_TASK_.
Report how many lines contain "derivative"; state the number and nothing else.
-------
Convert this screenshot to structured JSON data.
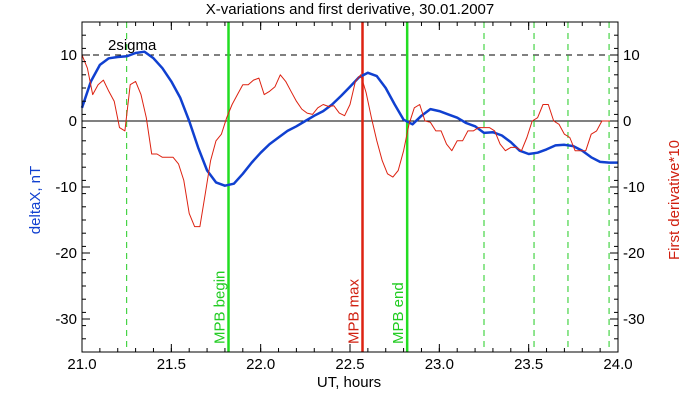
{
  "chart_data": {
    "type": "line",
    "title": "X-variations and first derivative, 30.01.2007",
    "xlabel": "UT, hours",
    "ylabel_left": "deltaX, nT",
    "ylabel_right": "First derivative*10",
    "xlim": [
      21.0,
      24.0
    ],
    "ylim": [
      -35,
      15
    ],
    "x_ticks": [
      "21.0",
      "21.5",
      "22.0",
      "22.5",
      "23.0",
      "23.5",
      "24.0"
    ],
    "x_tick_values": [
      21.0,
      21.5,
      22.0,
      22.5,
      23.0,
      23.5,
      24.0
    ],
    "y_ticks": [
      "10",
      "0",
      "-10",
      "-20",
      "-30"
    ],
    "y_tick_values": [
      10,
      0,
      -10,
      -20,
      -30
    ],
    "hlines": [
      {
        "y": 10,
        "style": "dashed",
        "color": "#000000",
        "label": "2sigma"
      },
      {
        "y": 0,
        "style": "solid",
        "color": "#000000"
      }
    ],
    "vlines": [
      {
        "x": 21.82,
        "style": "solid",
        "color": "#22dd22",
        "label": "MPB begin"
      },
      {
        "x": 22.57,
        "style": "solid",
        "color": "#dd2211",
        "label": "MPB max"
      },
      {
        "x": 22.82,
        "style": "solid",
        "color": "#22dd22",
        "label": "MPB end"
      },
      {
        "x": 21.25,
        "style": "dashed",
        "color": "#22cc22"
      },
      {
        "x": 23.25,
        "style": "dashed",
        "color": "#22cc22"
      },
      {
        "x": 23.53,
        "style": "dashed",
        "color": "#22cc22"
      },
      {
        "x": 23.72,
        "style": "dashed",
        "color": "#22cc22"
      },
      {
        "x": 23.95,
        "style": "dashed",
        "color": "#22cc22"
      }
    ],
    "series": [
      {
        "key": "deltax",
        "color": "#1040d0",
        "x": [
          21.0,
          21.05,
          21.1,
          21.15,
          21.2,
          21.25,
          21.3,
          21.35,
          21.4,
          21.45,
          21.5,
          21.55,
          21.6,
          21.65,
          21.7,
          21.75,
          21.8,
          21.85,
          21.9,
          21.95,
          22.0,
          22.05,
          22.1,
          22.15,
          22.2,
          22.25,
          22.3,
          22.35,
          22.4,
          22.45,
          22.5,
          22.55,
          22.6,
          22.65,
          22.7,
          22.75,
          22.8,
          22.85,
          22.9,
          22.95,
          23.0,
          23.05,
          23.1,
          23.15,
          23.2,
          23.25,
          23.3,
          23.35,
          23.4,
          23.45,
          23.5,
          23.55,
          23.6,
          23.65,
          23.7,
          23.75,
          23.8,
          23.85,
          23.9,
          23.95,
          24.0
        ],
        "y": [
          2,
          6,
          8.5,
          9.5,
          9.7,
          9.8,
          10.3,
          10.5,
          9.5,
          8,
          6,
          3.5,
          0,
          -4,
          -7.5,
          -9.3,
          -9.8,
          -9.5,
          -8,
          -6.3,
          -4.8,
          -3.5,
          -2.5,
          -1.5,
          -0.8,
          0,
          0.8,
          1.5,
          2.5,
          3.8,
          5.2,
          6.6,
          7.3,
          6.8,
          5,
          2.5,
          0.2,
          -0.5,
          0.8,
          1.8,
          1.5,
          1,
          0.5,
          -0.3,
          -0.8,
          -1.8,
          -1.7,
          -2.2,
          -3.2,
          -4.5,
          -5,
          -4.8,
          -4.3,
          -3.7,
          -3.6,
          -3.8,
          -4.5,
          -5.5,
          -6.2,
          -6.3,
          -6.3
        ]
      },
      {
        "key": "derivative",
        "color": "#dd2211",
        "x": [
          21.0,
          21.03,
          21.06,
          21.09,
          21.12,
          21.15,
          21.18,
          21.21,
          21.24,
          21.27,
          21.3,
          21.33,
          21.36,
          21.39,
          21.42,
          21.45,
          21.48,
          21.51,
          21.54,
          21.57,
          21.6,
          21.63,
          21.66,
          21.69,
          21.72,
          21.75,
          21.78,
          21.81,
          21.84,
          21.87,
          21.9,
          21.93,
          21.96,
          21.99,
          22.02,
          22.05,
          22.08,
          22.11,
          22.14,
          22.17,
          22.2,
          22.23,
          22.26,
          22.29,
          22.32,
          22.35,
          22.38,
          22.41,
          22.44,
          22.47,
          22.5,
          22.53,
          22.56,
          22.59,
          22.62,
          22.65,
          22.68,
          22.71,
          22.74,
          22.77,
          22.8,
          22.83,
          22.86,
          22.89,
          22.92,
          22.95,
          22.98,
          23.01,
          23.04,
          23.07,
          23.1,
          23.13,
          23.16,
          23.19,
          23.22,
          23.25,
          23.28,
          23.31,
          23.34,
          23.37,
          23.4,
          23.43,
          23.46,
          23.49,
          23.52,
          23.55,
          23.58,
          23.61,
          23.64,
          23.67,
          23.7,
          23.73,
          23.76,
          23.79,
          23.82,
          23.85,
          23.88,
          23.91,
          23.94,
          23.97,
          24.0
        ],
        "y": [
          10,
          8,
          4,
          5.5,
          6.2,
          4.5,
          3,
          -1,
          -1.5,
          5.5,
          6,
          4,
          0.5,
          -5,
          -5,
          -5.5,
          -5.5,
          -5.5,
          -6.5,
          -9,
          -14,
          -16,
          -16,
          -11,
          -6,
          -3,
          -2,
          0.5,
          2.5,
          4,
          5.5,
          5.5,
          6.2,
          6.5,
          4,
          4.5,
          5.2,
          7,
          6,
          4.5,
          3,
          1.8,
          1.2,
          1,
          2,
          2.5,
          2.2,
          2.3,
          1.2,
          0.8,
          2.5,
          6,
          7,
          4.3,
          0.5,
          -3,
          -6,
          -8,
          -8.5,
          -7.5,
          -4.5,
          -0.5,
          2,
          2.5,
          0,
          -0.2,
          -1.5,
          -1.5,
          -3.5,
          -4.5,
          -3,
          -3,
          -1.5,
          -1.5,
          -1,
          -1,
          -1,
          -1.5,
          -3.5,
          -4.5,
          -4,
          -4,
          -4.5,
          -2.5,
          0,
          0.5,
          2.5,
          2.5,
          0,
          -0.5,
          -2,
          -2.5,
          -4.5,
          -4.5,
          -4.5,
          -2,
          -1.5,
          0,
          0,
          0,
          0
        ]
      }
    ]
  }
}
-------
_TASK RESPONSE_.
3